* Assigned task *
Wherever a line holds the word "randomized", copy that line from the data.

* Source material *
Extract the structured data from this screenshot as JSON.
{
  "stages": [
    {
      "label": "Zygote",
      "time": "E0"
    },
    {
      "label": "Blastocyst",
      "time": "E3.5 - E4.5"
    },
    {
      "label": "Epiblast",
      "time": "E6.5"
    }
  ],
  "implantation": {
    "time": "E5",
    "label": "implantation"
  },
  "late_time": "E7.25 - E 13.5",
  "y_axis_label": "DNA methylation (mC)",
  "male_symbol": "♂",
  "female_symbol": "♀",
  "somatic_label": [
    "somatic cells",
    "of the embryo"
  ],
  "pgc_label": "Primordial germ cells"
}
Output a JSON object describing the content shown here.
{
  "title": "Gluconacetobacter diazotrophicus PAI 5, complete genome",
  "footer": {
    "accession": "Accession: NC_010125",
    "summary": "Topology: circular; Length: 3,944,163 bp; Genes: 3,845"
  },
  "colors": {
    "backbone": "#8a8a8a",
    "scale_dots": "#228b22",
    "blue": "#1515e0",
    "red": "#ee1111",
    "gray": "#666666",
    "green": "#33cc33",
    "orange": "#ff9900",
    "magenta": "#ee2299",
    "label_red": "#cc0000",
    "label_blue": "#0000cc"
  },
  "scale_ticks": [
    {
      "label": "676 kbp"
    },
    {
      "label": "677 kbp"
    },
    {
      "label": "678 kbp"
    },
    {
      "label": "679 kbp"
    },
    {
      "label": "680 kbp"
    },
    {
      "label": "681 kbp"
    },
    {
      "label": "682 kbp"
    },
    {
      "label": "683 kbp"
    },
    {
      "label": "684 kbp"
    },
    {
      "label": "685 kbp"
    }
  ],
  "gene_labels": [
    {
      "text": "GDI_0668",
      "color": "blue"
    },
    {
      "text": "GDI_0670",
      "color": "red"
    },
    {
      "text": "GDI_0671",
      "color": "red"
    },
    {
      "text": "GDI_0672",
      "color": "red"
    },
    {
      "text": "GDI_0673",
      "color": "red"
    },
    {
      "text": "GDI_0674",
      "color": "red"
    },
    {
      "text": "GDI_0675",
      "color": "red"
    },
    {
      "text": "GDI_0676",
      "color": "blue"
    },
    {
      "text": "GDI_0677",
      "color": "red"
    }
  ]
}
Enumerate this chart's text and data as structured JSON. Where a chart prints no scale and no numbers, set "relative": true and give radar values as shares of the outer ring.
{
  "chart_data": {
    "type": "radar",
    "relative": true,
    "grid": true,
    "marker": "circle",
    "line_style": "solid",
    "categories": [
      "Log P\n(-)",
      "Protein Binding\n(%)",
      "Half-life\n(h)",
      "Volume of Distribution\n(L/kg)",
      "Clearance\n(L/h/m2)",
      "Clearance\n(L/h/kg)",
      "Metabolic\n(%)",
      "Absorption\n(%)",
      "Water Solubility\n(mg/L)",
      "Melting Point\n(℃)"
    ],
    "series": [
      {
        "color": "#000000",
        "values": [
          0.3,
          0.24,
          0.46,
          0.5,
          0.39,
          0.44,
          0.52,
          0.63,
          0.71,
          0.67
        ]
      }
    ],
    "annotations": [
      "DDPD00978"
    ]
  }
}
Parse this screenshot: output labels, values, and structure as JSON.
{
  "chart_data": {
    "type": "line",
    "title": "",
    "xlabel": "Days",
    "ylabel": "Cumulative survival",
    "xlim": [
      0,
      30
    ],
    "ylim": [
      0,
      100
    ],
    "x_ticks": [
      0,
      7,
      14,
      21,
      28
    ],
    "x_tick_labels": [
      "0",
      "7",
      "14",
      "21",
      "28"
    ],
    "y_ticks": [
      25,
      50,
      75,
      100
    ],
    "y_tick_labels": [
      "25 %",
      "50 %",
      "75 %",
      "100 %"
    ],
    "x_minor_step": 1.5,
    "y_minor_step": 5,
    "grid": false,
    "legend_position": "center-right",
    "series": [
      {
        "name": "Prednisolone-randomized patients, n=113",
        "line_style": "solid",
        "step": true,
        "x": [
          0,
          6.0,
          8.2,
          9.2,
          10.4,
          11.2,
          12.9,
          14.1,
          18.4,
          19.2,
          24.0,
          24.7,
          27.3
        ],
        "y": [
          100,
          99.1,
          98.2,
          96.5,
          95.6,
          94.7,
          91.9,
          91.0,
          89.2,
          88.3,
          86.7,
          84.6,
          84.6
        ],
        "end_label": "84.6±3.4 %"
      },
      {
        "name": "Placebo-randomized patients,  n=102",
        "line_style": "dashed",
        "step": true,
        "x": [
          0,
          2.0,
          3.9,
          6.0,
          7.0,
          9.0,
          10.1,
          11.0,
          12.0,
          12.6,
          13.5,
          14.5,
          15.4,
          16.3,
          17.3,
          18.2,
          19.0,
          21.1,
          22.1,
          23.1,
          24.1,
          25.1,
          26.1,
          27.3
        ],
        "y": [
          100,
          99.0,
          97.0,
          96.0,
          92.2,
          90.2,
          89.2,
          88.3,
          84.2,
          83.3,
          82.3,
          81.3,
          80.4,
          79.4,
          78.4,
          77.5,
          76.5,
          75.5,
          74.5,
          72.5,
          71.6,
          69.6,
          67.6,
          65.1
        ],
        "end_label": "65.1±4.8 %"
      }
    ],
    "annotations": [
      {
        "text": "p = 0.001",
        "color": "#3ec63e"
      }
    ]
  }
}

* Answer for this exercise *
        "name": "Prednisolone-randomized patients, n=113",
        "name": "Placebo-randomized patients,  n=102",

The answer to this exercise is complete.